THE REQUEST » Do not carry the pictures over; copy every other part of the entries exactly.

****************************************

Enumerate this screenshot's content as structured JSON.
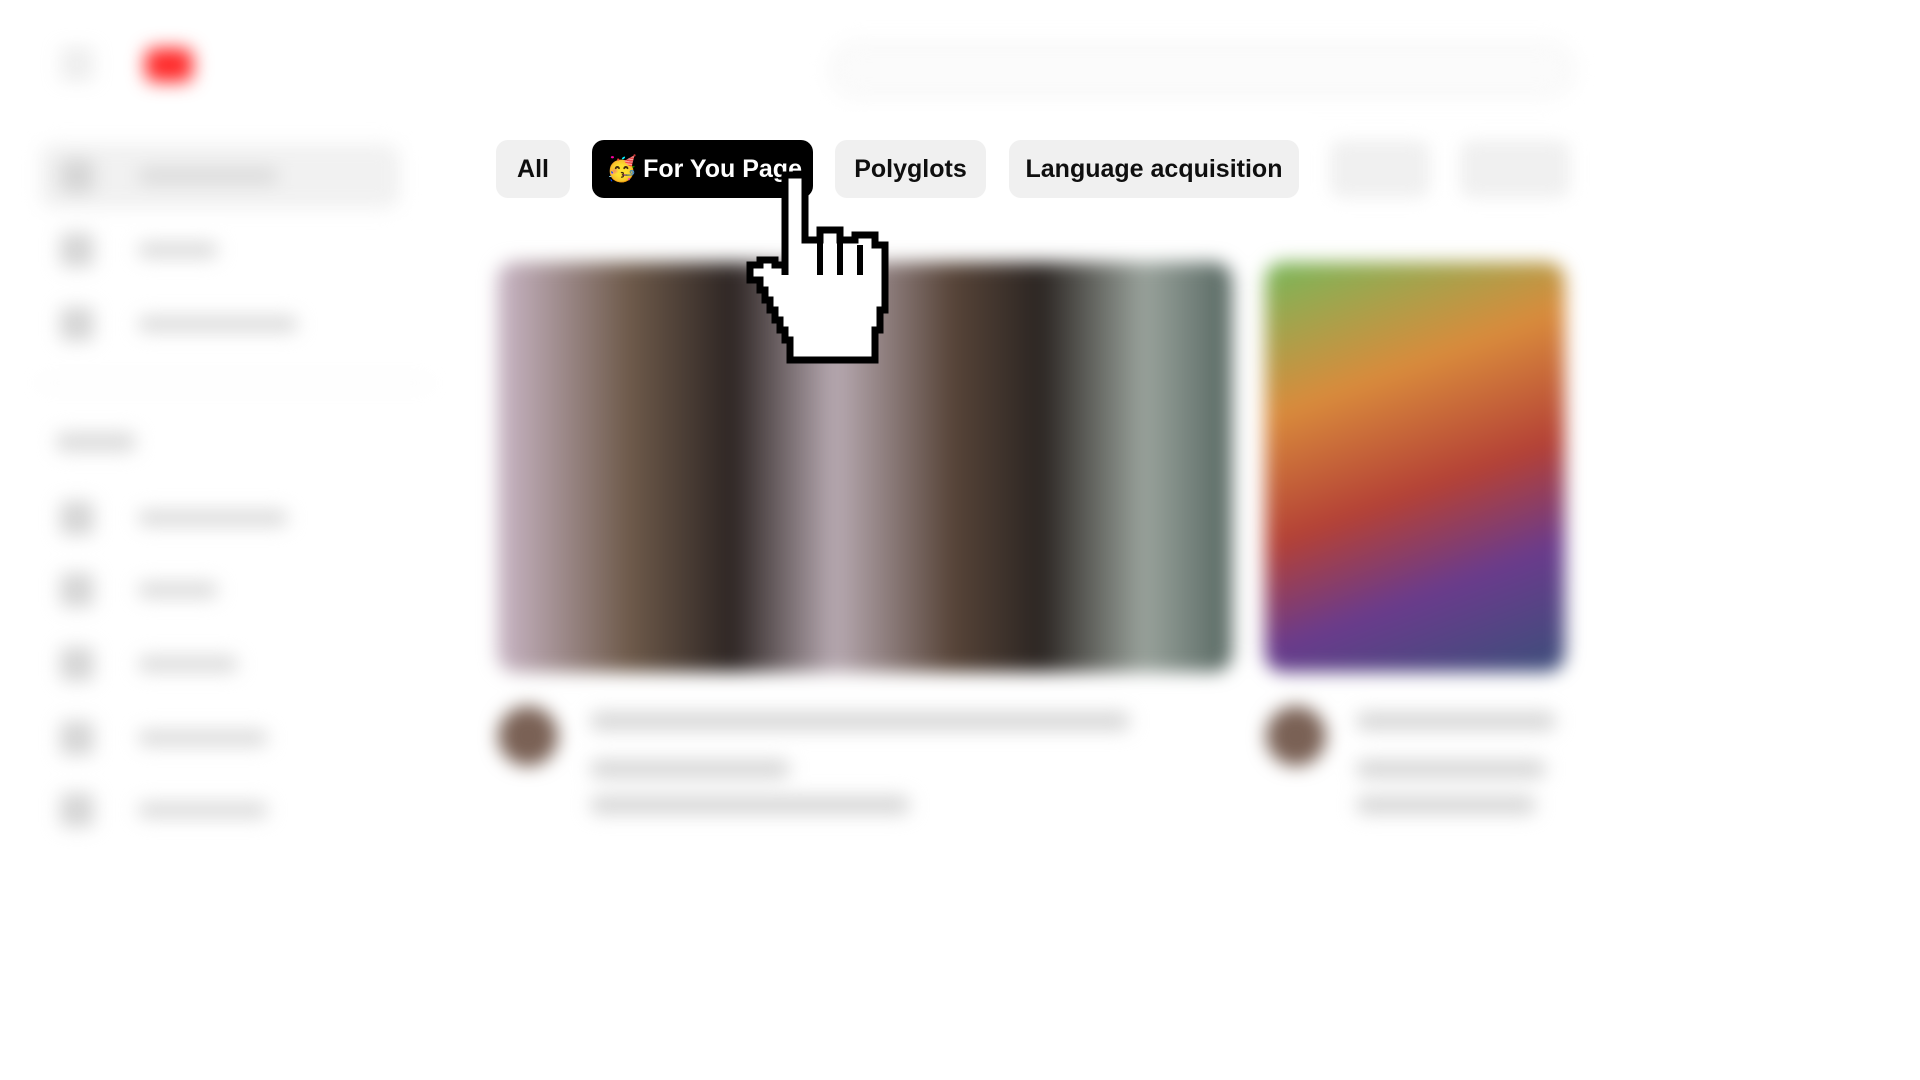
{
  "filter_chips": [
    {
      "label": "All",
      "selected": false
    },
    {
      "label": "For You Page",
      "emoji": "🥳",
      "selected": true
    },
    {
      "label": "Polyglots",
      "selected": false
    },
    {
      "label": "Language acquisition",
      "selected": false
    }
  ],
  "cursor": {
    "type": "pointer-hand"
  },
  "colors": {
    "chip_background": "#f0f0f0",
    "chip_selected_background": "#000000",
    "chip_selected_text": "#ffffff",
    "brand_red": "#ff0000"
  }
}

****************************************

RESULT OF THE TASK »
Enumerate this screenshot's content as structured JSON.
{
  "filter_chips": [
    {
      "label": "All",
      "selected": false
    },
    {
      "label": "For You Page",
      "emoji": "🥳",
      "selected": true
    },
    {
      "label": "Polyglots",
      "selected": false
    },
    {
      "label": "Language acquisition",
      "selected": false
    }
  ],
  "cursor": {
    "type": "pointer-hand"
  },
  "colors": {
    "chip_background": "#f0f0f0",
    "chip_selected_background": "#000000",
    "chip_selected_text": "#ffffff",
    "brand_red": "#ff0000"
  }
}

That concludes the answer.